Jurisprudência mineira – Retificação de registro civil – Mulher acrescia o sobrenome do marido – Costume de época – Ausência de regra quanto a constar no registro

O sobrenome familiar não pode sofrer qualquer alteração, ainda que ao longo do tempo algum membro tenha feito uso de forma diferente.

– O art. 240 do Código Civil de 1916, antes das alterações do Estatuto da Mulher Casada e da Lei do Divórcio, compreendia o fato de que a mulher assumia o casamento com os apelidos do marido, fazendo-se costume a adoção do sobrenome do cônjuge varão.

– A Lei dos Registros Públicos não permite a alteração de grafia do sobrenome, ainda que o erro tenha sido utilizado em longo decurso de tempo, sob pena de prejudicar a identificação da estirpe familiar.

Apelação Cível nº 1.0433.12.036140-0/001 – Comarca de Montes Claros – Apelante: Therezinha Lopes – Relator: Des. Marcelo Rodrigues

ACÓRDÃO

Vistos etc., acorda, em Turma, a 2ª Câmara Cível do Tribunal de Justiça do Estado de Minas Gerais, na conformidade da ata dos julgamentos, à unanimidade, em dar parcial provimento ao recurso.

Belo Horizonte, 5 de agosto de 2014. – Marcelo Rodrigues – Relator.

• Dados de anotação do layout visual:
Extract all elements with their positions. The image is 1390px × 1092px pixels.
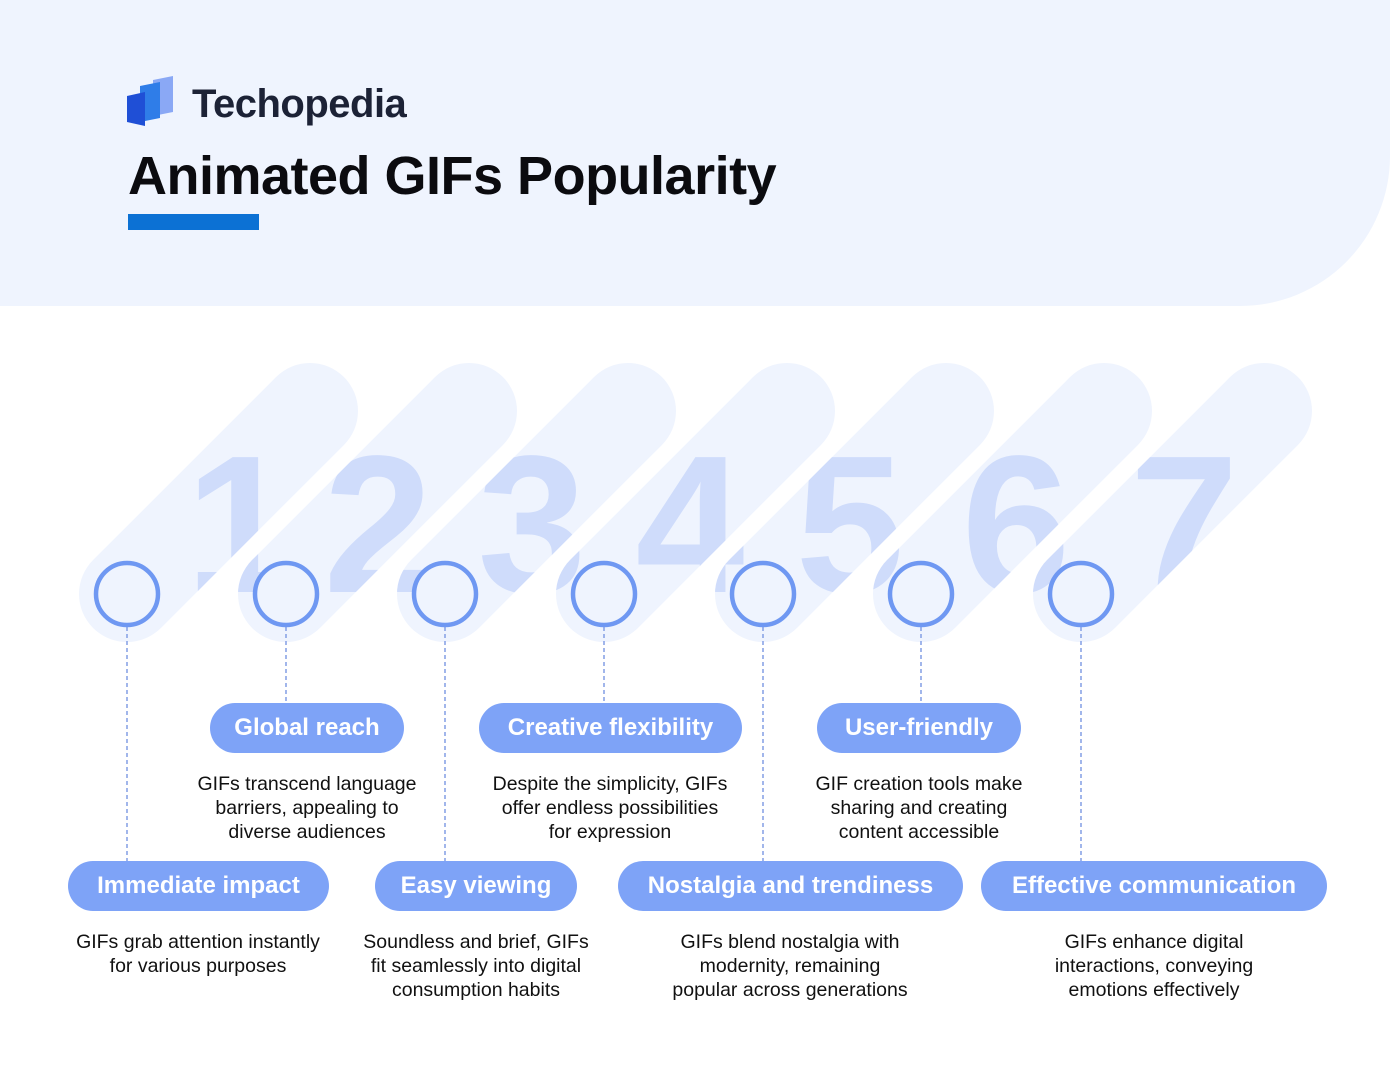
step-circle-6-icon — [887, 560, 955, 628]
step-6-description: GIF creation tools make sharing and crea… — [815, 773, 1023, 843]
stripe-3 — [397, 363, 676, 642]
stripe-7 — [1033, 363, 1312, 642]
numeral-3: 3 — [477, 415, 586, 634]
step-2-description: GIFs transcend language barriers, appeal… — [197, 773, 417, 843]
stripe-6 — [873, 363, 1152, 642]
background-stripes — [79, 363, 1312, 642]
step-circle-7-icon — [1047, 560, 1115, 628]
stripe-4 — [556, 363, 835, 642]
numeral-5: 5 — [795, 415, 904, 634]
step-1-description: GIFs grab attention instantly for variou… — [76, 931, 320, 977]
step-3-label: Easy viewing — [375, 861, 577, 911]
stripe-5 — [715, 363, 994, 642]
stripe-2 — [238, 363, 517, 642]
step-7-description: GIFs enhance digital interactions, conve… — [1054, 931, 1254, 1001]
step-5-label: Nostalgia and trendiness — [618, 861, 963, 911]
step-2-label: Global reach — [210, 703, 404, 753]
step-circle-3-icon — [411, 560, 479, 628]
step-7-label: Effective communication — [981, 861, 1327, 911]
numeral-7: 7 — [1129, 415, 1238, 634]
step-3-description: Soundless and brief, GIFs fit seamlessly… — [363, 931, 589, 1001]
numeral-4: 4 — [635, 415, 744, 634]
step-1-label: Immediate impact — [68, 861, 329, 911]
step-circle-5-icon — [729, 560, 797, 628]
connector-lines — [126, 627, 1082, 861]
title-underline-bar — [128, 214, 259, 230]
step-4-label: Creative flexibility — [479, 703, 742, 753]
step-circle-2-icon — [252, 560, 320, 628]
step-6-label: User-friendly — [817, 703, 1021, 753]
page-title: Animated GIFs Popularity — [128, 146, 777, 206]
header-background — [0, 0, 1390, 306]
techopedia-logo-icon — [127, 76, 173, 126]
step-circle-1-icon — [93, 560, 161, 628]
step-4-description: Despite the simplicity, GIFs offer endle… — [492, 773, 728, 843]
step-5-description: GIFs blend nostalgia with modernity, rem… — [672, 931, 908, 1001]
step-circle-4-icon — [570, 560, 638, 628]
stripe-1 — [79, 363, 358, 642]
brand-name: Techopedia — [192, 82, 407, 126]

• EXERCÍCIO PROPOSTO 1: Resuma o texto de origem em duas frases.
• EXERCÍCIO PROPOSTO 2: De qual comarca veio a apelação descrita no texto de origem?

• RESPOSTA CERTA 1: O sobrenome de família não pode ser alterado, e a Lei dos Registros Públicos não permite mudar sua grafia mesmo que o erro tenha sido usado por muito tempo, para não prejudicar a identificação da família; antes das mudanças na lei, o art. 240 do Código Civil de 1916 previa que a mulher assumia os apelidos do marido ao casar, o que tornou costume adotar o sobrenome dele. Por unanimidade, a 2ª Câmara Cível do Tribunal de Justiça do Estado de Minas Gerais deu parcial provimento ao recurso.

• RESPOSTA CERTA 2: Da Comarca de Montes Claros.